### Data
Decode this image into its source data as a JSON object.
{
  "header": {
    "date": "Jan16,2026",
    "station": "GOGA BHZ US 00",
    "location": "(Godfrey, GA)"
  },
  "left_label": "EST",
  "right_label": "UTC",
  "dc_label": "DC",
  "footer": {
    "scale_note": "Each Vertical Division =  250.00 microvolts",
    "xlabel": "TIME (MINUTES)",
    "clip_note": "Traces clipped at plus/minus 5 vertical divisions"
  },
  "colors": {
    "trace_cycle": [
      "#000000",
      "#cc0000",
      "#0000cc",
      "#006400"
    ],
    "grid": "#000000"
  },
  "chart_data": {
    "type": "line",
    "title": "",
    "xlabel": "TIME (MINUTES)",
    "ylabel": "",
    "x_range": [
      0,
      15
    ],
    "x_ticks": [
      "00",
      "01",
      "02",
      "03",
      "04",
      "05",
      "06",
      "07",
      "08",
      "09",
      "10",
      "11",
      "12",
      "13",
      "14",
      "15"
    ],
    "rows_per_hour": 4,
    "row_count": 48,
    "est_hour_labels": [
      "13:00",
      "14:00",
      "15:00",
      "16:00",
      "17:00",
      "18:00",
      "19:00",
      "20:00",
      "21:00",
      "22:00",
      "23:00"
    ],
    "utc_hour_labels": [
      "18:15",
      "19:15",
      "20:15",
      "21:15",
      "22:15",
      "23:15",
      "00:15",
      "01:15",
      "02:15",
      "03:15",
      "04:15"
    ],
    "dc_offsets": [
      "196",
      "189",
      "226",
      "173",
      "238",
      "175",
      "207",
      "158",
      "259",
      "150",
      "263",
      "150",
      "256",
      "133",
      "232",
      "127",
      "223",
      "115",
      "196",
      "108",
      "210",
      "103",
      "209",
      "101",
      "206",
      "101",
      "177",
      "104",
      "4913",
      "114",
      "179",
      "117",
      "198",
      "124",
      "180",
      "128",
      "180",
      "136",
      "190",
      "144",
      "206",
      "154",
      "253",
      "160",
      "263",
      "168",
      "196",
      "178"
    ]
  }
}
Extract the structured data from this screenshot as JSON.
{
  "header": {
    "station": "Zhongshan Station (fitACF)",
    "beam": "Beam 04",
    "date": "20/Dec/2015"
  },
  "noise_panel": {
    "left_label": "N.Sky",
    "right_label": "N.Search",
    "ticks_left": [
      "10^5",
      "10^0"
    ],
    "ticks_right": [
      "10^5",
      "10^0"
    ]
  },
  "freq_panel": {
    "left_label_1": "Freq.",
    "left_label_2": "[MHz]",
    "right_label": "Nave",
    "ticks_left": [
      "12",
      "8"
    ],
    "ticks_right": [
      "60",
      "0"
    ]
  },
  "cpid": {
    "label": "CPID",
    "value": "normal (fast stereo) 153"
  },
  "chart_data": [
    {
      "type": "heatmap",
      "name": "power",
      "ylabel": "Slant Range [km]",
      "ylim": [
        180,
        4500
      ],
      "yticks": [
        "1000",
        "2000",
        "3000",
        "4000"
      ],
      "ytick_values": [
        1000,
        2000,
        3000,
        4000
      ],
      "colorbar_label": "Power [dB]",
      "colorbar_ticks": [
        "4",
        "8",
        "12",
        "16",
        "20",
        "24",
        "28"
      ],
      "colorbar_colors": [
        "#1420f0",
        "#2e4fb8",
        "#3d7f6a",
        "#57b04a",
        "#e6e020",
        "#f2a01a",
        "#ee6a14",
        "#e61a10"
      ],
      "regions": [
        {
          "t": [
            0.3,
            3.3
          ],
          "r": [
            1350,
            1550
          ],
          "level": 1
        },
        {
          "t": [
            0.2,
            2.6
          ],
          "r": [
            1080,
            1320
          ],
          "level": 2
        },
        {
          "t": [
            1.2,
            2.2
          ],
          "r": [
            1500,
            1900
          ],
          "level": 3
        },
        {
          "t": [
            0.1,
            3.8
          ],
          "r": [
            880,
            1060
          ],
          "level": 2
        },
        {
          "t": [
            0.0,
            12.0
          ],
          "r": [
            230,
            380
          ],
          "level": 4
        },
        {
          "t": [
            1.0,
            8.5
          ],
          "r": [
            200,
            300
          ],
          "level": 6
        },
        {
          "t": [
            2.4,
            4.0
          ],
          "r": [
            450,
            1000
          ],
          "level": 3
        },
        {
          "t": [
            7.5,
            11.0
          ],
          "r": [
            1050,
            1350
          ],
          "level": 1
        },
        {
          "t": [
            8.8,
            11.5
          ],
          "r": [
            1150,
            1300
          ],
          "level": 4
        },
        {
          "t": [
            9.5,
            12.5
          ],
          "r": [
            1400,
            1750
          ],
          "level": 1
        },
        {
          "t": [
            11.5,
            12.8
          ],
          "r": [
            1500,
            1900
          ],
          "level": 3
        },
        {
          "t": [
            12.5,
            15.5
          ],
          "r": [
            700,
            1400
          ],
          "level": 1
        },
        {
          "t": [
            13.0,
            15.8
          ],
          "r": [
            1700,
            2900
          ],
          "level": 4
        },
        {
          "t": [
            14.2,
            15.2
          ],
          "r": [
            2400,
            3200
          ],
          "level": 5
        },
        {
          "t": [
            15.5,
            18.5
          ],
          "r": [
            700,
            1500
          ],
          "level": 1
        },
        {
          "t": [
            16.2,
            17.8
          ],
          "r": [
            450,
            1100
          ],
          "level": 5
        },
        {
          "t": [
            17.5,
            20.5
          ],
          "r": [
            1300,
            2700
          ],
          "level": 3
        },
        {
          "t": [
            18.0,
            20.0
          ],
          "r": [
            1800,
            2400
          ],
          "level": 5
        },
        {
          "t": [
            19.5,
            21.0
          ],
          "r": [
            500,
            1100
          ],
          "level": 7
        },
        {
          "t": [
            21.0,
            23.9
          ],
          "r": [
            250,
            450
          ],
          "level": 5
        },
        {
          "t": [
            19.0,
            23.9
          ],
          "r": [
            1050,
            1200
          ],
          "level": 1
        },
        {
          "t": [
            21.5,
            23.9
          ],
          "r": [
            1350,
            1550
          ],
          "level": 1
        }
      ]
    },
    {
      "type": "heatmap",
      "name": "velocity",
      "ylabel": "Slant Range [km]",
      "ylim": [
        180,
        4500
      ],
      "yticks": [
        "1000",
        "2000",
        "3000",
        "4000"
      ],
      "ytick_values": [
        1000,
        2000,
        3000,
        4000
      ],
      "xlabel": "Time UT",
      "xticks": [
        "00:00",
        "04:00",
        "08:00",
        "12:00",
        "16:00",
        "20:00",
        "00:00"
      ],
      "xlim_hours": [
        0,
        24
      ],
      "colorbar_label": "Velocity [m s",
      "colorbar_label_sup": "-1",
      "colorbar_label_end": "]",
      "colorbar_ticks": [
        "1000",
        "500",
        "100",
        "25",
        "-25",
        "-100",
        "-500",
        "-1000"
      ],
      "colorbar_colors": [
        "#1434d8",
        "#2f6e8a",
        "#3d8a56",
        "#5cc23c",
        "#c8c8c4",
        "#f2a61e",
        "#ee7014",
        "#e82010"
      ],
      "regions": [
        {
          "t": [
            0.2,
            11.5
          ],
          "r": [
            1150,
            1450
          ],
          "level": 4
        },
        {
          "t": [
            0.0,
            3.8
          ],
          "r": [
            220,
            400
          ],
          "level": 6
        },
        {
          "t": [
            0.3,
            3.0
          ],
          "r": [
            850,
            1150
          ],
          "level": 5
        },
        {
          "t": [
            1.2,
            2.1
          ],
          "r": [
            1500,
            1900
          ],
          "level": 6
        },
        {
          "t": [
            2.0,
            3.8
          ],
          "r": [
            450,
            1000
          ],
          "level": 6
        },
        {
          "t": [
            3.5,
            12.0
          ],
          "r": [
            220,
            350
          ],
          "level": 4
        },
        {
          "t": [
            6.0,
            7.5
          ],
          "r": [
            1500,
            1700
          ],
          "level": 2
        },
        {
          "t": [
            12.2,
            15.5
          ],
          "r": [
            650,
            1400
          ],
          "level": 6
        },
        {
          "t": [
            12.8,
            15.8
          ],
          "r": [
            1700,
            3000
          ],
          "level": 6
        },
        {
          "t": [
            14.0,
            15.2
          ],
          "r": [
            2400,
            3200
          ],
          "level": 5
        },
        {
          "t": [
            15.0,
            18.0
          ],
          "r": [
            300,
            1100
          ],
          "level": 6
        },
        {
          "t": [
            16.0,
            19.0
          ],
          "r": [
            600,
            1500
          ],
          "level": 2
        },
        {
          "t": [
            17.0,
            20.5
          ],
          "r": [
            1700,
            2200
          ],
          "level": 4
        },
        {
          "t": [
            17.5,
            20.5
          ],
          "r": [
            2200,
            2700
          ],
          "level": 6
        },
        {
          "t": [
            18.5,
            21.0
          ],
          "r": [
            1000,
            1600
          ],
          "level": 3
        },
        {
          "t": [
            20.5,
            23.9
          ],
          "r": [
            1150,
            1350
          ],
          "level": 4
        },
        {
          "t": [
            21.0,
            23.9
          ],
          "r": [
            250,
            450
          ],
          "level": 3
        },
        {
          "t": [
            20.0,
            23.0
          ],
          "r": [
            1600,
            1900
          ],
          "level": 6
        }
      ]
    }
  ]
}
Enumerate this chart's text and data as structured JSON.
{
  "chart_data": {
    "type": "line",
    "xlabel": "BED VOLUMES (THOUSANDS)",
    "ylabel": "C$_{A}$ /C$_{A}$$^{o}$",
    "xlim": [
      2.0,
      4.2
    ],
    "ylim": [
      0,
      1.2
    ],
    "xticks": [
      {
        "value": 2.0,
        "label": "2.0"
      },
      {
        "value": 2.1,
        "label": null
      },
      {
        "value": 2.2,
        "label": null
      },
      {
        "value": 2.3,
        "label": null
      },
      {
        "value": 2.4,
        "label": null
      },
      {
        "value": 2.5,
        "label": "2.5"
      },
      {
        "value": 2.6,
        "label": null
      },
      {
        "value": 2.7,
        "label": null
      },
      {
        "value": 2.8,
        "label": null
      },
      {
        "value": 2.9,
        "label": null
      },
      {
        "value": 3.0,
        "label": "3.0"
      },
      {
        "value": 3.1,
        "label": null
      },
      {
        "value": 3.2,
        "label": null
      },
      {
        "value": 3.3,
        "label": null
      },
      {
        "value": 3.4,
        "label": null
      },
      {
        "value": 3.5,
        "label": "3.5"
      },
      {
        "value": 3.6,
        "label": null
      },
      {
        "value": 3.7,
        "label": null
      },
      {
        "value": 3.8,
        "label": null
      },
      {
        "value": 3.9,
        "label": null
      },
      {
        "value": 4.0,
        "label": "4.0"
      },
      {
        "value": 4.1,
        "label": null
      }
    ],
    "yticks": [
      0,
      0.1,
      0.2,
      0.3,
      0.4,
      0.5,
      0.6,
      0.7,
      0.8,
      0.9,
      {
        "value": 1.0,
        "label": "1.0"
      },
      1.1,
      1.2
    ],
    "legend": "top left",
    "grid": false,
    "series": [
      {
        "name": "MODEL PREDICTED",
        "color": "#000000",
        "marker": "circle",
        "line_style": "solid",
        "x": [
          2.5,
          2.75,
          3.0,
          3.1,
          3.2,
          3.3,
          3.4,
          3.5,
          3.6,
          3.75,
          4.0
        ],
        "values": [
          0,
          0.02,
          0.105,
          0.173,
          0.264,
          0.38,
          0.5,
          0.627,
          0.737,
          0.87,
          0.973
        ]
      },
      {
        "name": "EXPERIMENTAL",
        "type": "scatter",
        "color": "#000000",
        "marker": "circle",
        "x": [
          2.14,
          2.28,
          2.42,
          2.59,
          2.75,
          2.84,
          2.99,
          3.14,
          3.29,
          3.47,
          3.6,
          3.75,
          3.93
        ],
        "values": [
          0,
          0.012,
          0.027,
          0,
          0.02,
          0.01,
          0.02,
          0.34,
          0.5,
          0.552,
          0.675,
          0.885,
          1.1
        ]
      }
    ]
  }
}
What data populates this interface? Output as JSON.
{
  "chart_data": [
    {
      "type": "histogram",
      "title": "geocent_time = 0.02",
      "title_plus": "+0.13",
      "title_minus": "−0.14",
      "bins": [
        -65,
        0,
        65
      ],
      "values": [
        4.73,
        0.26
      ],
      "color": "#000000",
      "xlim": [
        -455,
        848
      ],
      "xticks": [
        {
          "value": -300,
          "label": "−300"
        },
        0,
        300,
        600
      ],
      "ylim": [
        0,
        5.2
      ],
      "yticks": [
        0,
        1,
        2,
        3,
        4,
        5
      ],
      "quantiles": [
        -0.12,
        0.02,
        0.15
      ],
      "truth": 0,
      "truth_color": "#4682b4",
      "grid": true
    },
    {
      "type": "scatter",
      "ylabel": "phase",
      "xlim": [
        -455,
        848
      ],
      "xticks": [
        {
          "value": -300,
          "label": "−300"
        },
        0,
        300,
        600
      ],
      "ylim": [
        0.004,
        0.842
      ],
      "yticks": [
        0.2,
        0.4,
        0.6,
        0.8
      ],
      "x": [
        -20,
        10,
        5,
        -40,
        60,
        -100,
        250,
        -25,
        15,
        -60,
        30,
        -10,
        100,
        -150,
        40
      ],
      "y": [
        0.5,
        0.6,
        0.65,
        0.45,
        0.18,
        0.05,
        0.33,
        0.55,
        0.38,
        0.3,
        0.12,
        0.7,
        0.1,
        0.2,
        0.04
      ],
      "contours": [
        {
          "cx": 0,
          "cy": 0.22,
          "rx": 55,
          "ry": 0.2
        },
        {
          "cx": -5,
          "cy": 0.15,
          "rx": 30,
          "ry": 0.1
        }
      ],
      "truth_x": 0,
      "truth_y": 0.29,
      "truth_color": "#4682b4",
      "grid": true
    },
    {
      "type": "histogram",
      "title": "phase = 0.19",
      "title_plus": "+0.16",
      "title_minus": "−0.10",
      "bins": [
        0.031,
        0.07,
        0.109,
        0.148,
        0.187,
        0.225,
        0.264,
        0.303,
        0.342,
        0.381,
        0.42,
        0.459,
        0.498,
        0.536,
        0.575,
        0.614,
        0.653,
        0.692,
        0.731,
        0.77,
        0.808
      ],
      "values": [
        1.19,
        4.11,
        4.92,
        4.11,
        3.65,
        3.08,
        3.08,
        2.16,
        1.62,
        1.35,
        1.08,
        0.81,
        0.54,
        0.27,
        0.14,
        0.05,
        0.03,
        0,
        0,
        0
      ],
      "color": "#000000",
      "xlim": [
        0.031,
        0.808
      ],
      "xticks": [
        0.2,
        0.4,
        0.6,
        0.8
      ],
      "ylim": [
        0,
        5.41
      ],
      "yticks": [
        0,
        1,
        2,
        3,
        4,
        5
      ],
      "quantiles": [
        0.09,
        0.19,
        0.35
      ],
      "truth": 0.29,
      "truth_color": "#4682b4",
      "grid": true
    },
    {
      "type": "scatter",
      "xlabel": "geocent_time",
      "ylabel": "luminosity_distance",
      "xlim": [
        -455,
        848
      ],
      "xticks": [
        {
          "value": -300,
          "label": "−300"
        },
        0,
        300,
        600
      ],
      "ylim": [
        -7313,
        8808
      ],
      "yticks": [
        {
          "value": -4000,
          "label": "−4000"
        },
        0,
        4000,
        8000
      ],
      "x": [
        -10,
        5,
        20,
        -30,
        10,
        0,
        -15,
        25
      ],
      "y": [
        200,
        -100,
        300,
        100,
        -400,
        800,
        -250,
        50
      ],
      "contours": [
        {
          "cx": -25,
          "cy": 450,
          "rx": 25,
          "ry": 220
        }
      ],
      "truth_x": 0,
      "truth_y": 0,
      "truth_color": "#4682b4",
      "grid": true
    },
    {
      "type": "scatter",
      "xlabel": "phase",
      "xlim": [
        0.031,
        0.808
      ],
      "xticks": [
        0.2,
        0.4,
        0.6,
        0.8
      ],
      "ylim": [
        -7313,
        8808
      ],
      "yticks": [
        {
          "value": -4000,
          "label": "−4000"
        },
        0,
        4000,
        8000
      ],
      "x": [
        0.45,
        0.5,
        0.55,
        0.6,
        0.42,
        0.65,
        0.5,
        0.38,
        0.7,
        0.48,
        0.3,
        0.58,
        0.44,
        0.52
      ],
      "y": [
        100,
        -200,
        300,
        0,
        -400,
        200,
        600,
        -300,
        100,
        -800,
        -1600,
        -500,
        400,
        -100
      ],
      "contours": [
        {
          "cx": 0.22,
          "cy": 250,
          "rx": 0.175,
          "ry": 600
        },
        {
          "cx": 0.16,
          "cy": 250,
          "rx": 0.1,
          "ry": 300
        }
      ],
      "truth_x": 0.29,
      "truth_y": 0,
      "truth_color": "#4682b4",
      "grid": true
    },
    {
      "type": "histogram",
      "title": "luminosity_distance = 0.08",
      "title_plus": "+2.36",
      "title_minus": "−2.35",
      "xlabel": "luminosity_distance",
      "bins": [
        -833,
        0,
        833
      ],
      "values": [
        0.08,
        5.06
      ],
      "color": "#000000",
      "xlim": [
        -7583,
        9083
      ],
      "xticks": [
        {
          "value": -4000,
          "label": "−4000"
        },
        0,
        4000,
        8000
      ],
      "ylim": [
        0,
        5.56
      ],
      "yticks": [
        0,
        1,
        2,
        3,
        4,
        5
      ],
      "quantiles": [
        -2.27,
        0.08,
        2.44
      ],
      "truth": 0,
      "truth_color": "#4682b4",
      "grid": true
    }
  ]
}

### Set exercise
Go through the material above and count the lines that contain "structured"; answer with the number alone.

### In response
2